[BEGIN TEXT SEGMENT]

Automated Monitoring Safeguards Road Repair Crews in British Columbia

Fortunately no one was injured when 100,000 cubic meters of rock slid down a rocky scarp near a hydroelectric facility northeast of Campbell River, British Columbia, Canada. But it was certainly a dramatic and destructive event; the rockslide covered approximately 350 meters of access road and crushed and ruptured the penstock (the structure that conveys water to the hydroelectric facility powerhouse) in several places.

What pushed the rockslide over the edge is something of a mystery. Sarah J. Kimball, an engineering geologist at Vancouver-based BGC Engineering Inc., wrote in a technical paper on the slide that “strength degradation of the exfoliation surface is considered the major causative factor for the rockslide release as no apparent climatic or seismic triggers were identified.” Put another way, the rockslide was likely due to inherent underlying instability and failure along joint surfaces in the rock, making further slides possible.

To be effective, the monitoring system would have to identify small, dangerous movements on the slope and quickly—preferably instantly—sound alerts so that workers could evacuate, while avoiding too many false alarms that would impede the work.

After the slide, the road and penstock needed to be uncovered and repaired, including digging up and replacing most of the penstock—a rather daunting undertaking when working on a steeply sloped mountainside that has definite potential to dump tons of rock unexpectedly. To protect workers and new facilities, BGC was contracted to design and implement a slope monitoring system to provide early warning of potential landslides during repair work. The firm came up with a combination of two monitoring systems that collected and analyzed near-real-time data.  The systems were ground-based interferometric synthetic aperture radar (InSAR) and two automated electronic distance meter (EDM) total stations made by Leica Geosystems.

Installing the system presented a substantial design challenge. The rock slope between the road and the rockslide head scarp is quite large, covering about 1,350 meters slope distance and several hundred meters in width. Access was difficult, the site was in remote territory, and any installations would themselves be on steep and potentially unstable surfaces. And to be effective, the monitoring system would have to identify small, dangerous movements on the slope and quickly—preferably instantly—sound alerts so that workers could evacuate, while avoiding too many false alarms that would impede the work.

[END TEXT SEGMENT]
[BEGIN SOURCE EXCERPT]

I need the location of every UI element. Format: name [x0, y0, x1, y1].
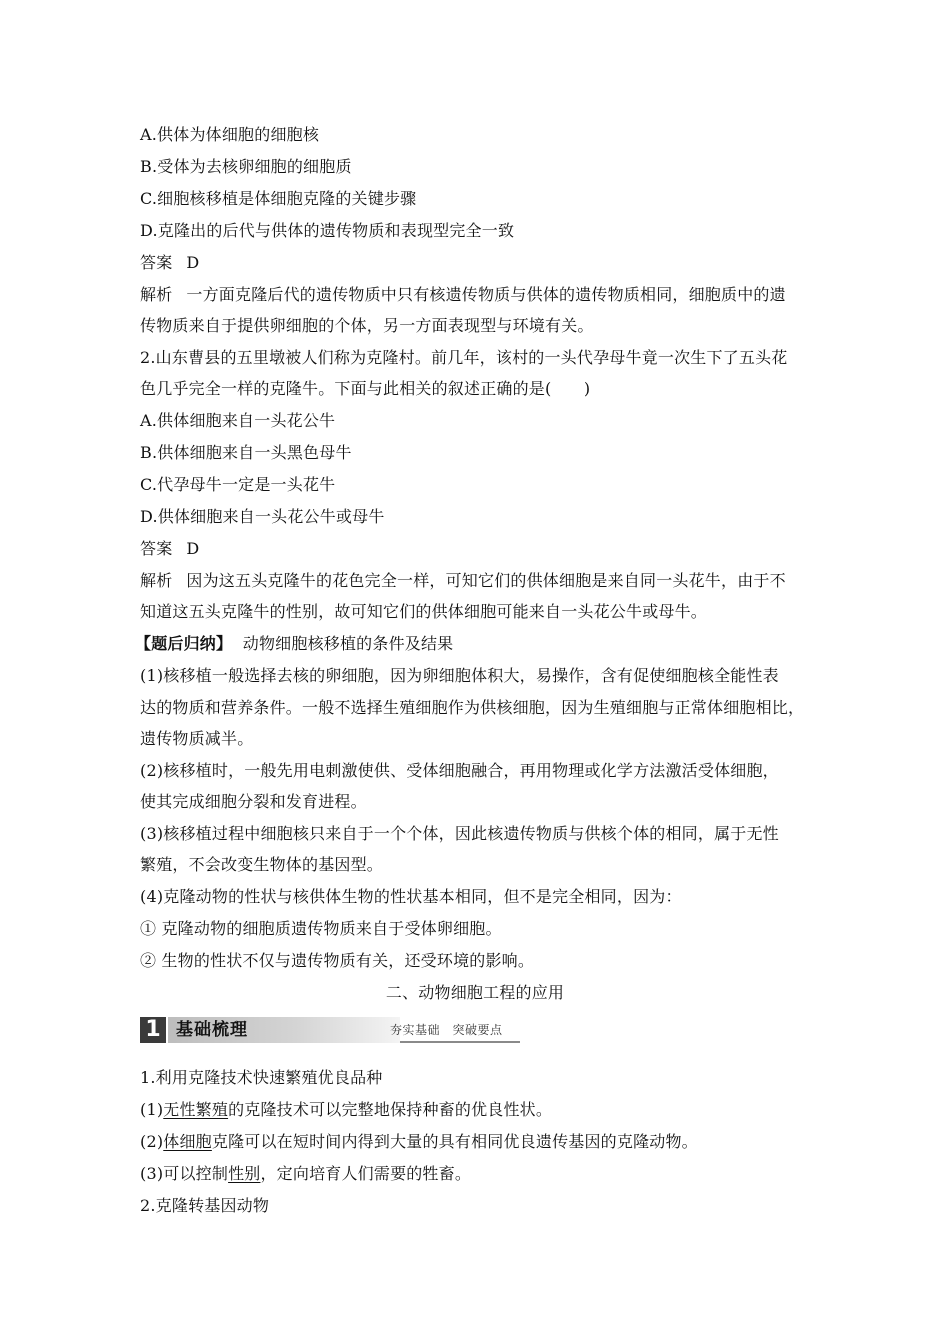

[END SOURCE EXCERPT]

WHAT YOU ARE ASKED TO DO = Reproduce word for word the passage of the rockslide monitoring article starting with "After the slide, the" and going on through "by Leica Geosystems.".

SOLUTION BELOW =
After the slide, the road and penstock needed to be uncovered and repaired, including digging up and replacing most of the penstock—a rather daunting undertaking when working on a steeply sloped mountainside that has definite potential to dump tons of rock unexpectedly. To protect workers and new facilities, BGC was contracted to design and implement a slope monitoring system to provide early warning of potential landslides during repair work. The firm came up with a combination of two monitoring systems that collected and analyzed near-real-time data.  The systems were ground-based interferometric synthetic aperture radar (InSAR) and two automated electronic distance meter (EDM) total stations made by Leica Geosystems.